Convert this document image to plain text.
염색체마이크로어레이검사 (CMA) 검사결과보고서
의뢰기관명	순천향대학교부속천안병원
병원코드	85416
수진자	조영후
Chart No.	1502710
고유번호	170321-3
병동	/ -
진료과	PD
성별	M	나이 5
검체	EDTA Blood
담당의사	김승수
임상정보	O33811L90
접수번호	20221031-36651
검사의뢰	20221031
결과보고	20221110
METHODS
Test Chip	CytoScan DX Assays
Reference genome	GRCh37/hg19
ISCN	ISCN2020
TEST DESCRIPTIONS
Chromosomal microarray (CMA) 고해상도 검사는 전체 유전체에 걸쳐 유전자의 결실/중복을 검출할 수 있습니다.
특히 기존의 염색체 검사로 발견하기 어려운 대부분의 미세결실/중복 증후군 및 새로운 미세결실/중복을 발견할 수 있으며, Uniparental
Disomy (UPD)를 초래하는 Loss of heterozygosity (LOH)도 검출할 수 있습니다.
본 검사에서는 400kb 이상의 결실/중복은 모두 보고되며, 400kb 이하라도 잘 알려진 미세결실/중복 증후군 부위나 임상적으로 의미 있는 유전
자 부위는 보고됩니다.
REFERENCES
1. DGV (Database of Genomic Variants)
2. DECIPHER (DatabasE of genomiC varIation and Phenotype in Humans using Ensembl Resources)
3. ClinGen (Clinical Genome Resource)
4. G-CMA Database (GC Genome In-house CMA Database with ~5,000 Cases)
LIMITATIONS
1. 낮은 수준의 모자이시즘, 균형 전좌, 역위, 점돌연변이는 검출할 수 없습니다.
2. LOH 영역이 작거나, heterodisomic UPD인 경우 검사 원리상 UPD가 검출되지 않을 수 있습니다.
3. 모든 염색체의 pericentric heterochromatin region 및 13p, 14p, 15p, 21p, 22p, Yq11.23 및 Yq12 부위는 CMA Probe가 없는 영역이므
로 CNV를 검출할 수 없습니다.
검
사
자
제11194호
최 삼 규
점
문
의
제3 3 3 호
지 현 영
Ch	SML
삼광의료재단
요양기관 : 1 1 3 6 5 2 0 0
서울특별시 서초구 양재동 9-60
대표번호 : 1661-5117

REQUIREMENT -
Lines of the material in which the word "없습니다" occurs are to be copied out.

FINISHED TASK -
1. 낮은 수준의 모자이시즘, 균형 전좌, 역위, 점돌연변이는 검출할 수 없습니다.
로 CNV를 검출할 수 없습니다.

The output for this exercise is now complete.